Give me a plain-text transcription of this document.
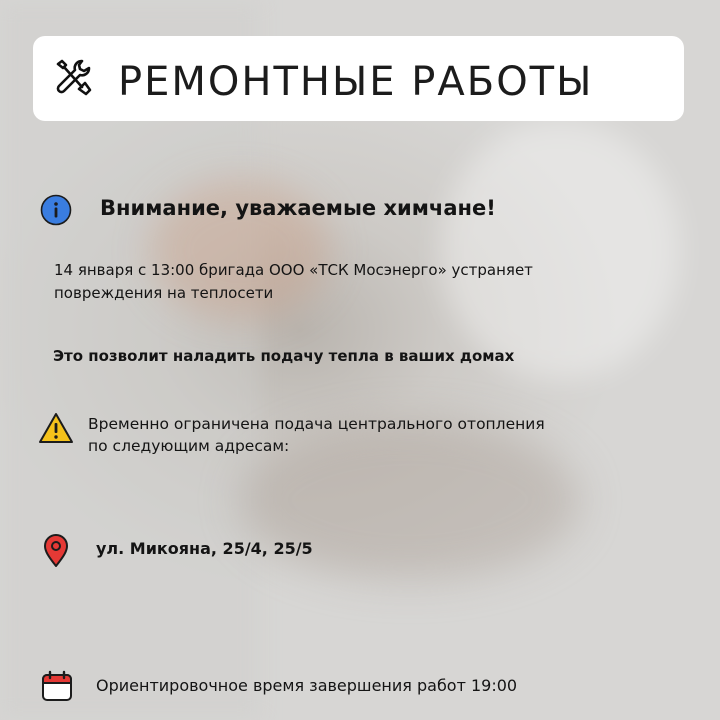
РЕМОНТНЫЕ РАБОТЫ
Внимание, уважаемые химчане!
14 января с 13:00 бригада ООО «ТСК Мосэнерго» устраняет
повреждения на теплосети
Это позволит наладить подачу тепла в ваших домах
Временно ограничена подача центрального отопления
по следующим адресам:
ул. Микояна, 25/4, 25/5
Ориентировочное время завершения работ 19:00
- - - - - - -
TASK DETAILS:
Output the lines above in full and exactly as given, omitting any pictures.

TASK SOLUTION:
Give me a plain-text transcription of this document.
РЕМОНТНЫЕ РАБОТЫ
Внимание, уважаемые химчане!
14 января с 13:00 бригада ООО «ТСК Мосэнерго» устраняет
повреждения на теплосети
Это позволит наладить подачу тепла в ваших домах
Временно ограничена подача центрального отопления
по следующим адресам:
ул. Микояна, 25/4, 25/5
Ориентировочное время завершения работ 19:00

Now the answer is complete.